**INPUT**
-=-=-=-=-

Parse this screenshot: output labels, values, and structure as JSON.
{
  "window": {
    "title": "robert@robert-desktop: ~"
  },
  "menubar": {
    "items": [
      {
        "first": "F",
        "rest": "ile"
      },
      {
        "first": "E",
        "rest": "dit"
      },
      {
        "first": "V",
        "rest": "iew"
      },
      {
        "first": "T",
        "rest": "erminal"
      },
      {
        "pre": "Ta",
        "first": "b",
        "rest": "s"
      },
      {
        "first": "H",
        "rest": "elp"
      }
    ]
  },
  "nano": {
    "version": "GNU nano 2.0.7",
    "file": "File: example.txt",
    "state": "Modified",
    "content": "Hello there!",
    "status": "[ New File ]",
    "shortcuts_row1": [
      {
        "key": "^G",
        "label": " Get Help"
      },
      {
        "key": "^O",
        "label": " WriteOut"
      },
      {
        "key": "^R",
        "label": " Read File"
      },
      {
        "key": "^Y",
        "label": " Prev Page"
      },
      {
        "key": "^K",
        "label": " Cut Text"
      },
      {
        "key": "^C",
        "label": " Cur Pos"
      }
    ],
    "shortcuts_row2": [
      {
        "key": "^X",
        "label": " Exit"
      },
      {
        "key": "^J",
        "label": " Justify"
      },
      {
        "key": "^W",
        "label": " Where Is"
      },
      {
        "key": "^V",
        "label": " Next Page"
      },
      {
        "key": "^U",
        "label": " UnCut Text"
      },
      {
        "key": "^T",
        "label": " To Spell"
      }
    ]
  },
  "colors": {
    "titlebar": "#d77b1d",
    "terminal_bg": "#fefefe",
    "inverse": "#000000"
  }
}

-=-=-=-=-

**TASK STATEMENT**
Return every entry exactly as given.

**EXPECTED ANSWER**
Parse this screenshot: output labels, values, and structure as JSON.
{
  "window": {
    "title": "robert@robert-desktop: ~"
  },
  "menubar": {
    "items": [
      {
        "first": "F",
        "rest": "ile"
      },
      {
        "first": "E",
        "rest": "dit"
      },
      {
        "first": "V",
        "rest": "iew"
      },
      {
        "first": "T",
        "rest": "erminal"
      },
      {
        "pre": "Ta",
        "first": "b",
        "rest": "s"
      },
      {
        "first": "H",
        "rest": "elp"
      }
    ]
  },
  "nano": {
    "version": "GNU nano 2.0.7",
    "file": "File: example.txt",
    "state": "Modified",
    "content": "Hello there!",
    "status": "[ New File ]",
    "shortcuts_row1": [
      {
        "key": "^G",
        "label": " Get Help"
      },
      {
        "key": "^O",
        "label": " WriteOut"
      },
      {
        "key": "^R",
        "label": " Read File"
      },
      {
        "key": "^Y",
        "label": " Prev Page"
      },
      {
        "key": "^K",
        "label": " Cut Text"
      },
      {
        "key": "^C",
        "label": " Cur Pos"
      }
    ],
    "shortcuts_row2": [
      {
        "key": "^X",
        "label": " Exit"
      },
      {
        "key": "^J",
        "label": " Justify"
      },
      {
        "key": "^W",
        "label": " Where Is"
      },
      {
        "key": "^V",
        "label": " Next Page"
      },
      {
        "key": "^U",
        "label": " UnCut Text"
      },
      {
        "key": "^T",
        "label": " To Spell"
      }
    ]
  },
  "colors": {
    "titlebar": "#d77b1d",
    "terminal_bg": "#fefefe",
    "inverse": "#000000"
  }
}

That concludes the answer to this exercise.